DATASET EXTRACT
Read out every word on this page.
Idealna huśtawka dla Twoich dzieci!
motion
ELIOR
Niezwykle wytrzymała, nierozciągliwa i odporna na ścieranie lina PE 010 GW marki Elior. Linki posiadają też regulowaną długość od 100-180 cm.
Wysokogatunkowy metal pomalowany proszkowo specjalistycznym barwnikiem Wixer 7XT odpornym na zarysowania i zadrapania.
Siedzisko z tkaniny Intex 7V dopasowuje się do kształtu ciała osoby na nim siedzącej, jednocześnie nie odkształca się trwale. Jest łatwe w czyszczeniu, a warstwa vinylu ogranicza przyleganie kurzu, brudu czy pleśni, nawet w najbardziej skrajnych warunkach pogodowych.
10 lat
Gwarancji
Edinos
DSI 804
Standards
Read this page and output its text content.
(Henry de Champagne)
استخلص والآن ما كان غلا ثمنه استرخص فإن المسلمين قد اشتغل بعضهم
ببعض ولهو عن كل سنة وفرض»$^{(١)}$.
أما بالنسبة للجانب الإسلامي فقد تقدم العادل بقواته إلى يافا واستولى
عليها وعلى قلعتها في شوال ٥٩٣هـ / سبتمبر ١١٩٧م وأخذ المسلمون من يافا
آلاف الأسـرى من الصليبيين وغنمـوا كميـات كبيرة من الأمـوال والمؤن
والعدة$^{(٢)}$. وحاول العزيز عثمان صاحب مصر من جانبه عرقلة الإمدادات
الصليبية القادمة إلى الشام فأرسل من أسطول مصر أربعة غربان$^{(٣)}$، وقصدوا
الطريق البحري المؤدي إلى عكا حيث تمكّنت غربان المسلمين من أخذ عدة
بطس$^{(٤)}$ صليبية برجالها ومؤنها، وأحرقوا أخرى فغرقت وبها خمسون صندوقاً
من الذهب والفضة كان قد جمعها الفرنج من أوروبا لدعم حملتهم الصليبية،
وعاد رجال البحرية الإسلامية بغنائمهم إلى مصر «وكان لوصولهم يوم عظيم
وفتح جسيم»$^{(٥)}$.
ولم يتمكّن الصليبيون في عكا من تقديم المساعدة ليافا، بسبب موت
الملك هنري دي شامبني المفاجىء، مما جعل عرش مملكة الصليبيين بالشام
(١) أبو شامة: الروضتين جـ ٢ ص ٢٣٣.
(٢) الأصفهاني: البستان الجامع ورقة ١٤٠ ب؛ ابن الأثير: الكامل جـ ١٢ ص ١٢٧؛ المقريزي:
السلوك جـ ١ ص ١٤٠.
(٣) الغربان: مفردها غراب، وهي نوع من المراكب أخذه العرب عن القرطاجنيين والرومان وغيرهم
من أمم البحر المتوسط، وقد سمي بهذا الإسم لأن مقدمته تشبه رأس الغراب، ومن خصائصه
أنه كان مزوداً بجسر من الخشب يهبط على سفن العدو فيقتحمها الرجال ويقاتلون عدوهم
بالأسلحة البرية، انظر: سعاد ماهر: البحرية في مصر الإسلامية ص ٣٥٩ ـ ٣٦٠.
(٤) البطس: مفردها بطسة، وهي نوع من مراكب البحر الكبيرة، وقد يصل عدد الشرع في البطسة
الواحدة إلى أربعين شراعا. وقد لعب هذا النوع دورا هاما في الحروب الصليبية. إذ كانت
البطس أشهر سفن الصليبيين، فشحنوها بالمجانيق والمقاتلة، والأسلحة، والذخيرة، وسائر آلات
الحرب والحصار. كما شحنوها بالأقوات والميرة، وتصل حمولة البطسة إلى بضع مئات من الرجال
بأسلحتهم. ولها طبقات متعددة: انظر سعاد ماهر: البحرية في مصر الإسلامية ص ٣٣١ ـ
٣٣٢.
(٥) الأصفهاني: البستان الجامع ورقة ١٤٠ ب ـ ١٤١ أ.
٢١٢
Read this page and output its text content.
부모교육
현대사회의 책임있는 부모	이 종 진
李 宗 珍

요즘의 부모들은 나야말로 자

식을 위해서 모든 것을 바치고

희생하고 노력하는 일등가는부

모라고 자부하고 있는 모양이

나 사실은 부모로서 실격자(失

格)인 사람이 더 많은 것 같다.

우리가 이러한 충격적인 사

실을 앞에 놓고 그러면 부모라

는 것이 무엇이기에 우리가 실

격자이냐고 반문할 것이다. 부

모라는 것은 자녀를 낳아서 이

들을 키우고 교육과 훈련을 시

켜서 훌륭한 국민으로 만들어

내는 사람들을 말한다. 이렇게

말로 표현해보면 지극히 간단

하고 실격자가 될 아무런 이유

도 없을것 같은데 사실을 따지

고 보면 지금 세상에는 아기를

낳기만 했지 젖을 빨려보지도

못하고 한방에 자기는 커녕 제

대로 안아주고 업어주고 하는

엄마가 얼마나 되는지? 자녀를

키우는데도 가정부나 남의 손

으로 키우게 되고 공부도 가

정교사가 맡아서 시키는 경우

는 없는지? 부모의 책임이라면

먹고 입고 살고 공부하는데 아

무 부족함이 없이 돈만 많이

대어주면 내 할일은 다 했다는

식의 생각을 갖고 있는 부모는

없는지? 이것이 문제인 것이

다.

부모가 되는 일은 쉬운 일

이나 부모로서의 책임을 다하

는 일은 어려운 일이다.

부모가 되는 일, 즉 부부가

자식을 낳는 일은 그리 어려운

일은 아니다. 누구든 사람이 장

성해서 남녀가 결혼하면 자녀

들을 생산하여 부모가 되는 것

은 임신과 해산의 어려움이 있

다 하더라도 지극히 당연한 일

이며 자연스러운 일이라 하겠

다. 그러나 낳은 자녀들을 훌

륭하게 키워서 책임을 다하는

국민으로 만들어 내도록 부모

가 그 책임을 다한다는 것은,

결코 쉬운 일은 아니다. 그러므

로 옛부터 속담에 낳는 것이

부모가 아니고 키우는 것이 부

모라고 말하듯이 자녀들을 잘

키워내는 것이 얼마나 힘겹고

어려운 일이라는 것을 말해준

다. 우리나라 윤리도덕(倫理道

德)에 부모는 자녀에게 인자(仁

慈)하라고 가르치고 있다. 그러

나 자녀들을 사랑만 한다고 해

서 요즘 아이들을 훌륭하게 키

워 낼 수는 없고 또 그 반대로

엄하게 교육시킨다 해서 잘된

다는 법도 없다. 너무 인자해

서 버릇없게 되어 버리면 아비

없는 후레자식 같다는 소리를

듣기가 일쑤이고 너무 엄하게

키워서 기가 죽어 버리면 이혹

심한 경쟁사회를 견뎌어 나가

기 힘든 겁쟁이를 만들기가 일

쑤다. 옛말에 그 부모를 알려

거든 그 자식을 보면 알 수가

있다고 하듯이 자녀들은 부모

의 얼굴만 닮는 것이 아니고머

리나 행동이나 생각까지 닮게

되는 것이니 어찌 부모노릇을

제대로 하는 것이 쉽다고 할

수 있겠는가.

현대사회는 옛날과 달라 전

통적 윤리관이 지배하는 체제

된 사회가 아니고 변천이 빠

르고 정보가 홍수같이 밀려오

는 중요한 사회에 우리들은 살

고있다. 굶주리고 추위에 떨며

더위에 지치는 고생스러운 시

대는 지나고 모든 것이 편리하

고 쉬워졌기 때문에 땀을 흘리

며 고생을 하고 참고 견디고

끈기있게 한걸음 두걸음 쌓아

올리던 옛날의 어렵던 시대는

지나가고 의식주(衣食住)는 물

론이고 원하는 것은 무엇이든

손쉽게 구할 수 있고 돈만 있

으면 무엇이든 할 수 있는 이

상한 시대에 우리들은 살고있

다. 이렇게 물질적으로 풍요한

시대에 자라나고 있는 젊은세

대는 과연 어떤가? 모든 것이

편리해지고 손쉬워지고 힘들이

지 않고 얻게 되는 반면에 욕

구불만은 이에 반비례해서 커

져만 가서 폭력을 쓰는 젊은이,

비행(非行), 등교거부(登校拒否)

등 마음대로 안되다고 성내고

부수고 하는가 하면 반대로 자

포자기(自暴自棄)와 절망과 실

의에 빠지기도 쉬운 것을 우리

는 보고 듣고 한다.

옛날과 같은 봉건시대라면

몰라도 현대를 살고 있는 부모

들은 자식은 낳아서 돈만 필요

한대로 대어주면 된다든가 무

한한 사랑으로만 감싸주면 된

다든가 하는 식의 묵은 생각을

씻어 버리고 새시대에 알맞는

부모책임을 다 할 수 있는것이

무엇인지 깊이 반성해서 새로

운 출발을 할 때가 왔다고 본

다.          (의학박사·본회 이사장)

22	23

WRITTEN REQUEST
From the entries above, collect every line with the string "الأصفهاني" in it.

ANSWER TO THE PROBLEM
(٢) الأصفهاني: البستان الجامع ورقة ١٤٠ ب؛ ابن الأثير: الكامل جـ ١٢ ص ١٢٧؛ المقريزي:
(٥) الأصفهاني: البستان الجامع ورقة ١٤٠ ب ـ ١٤١ أ.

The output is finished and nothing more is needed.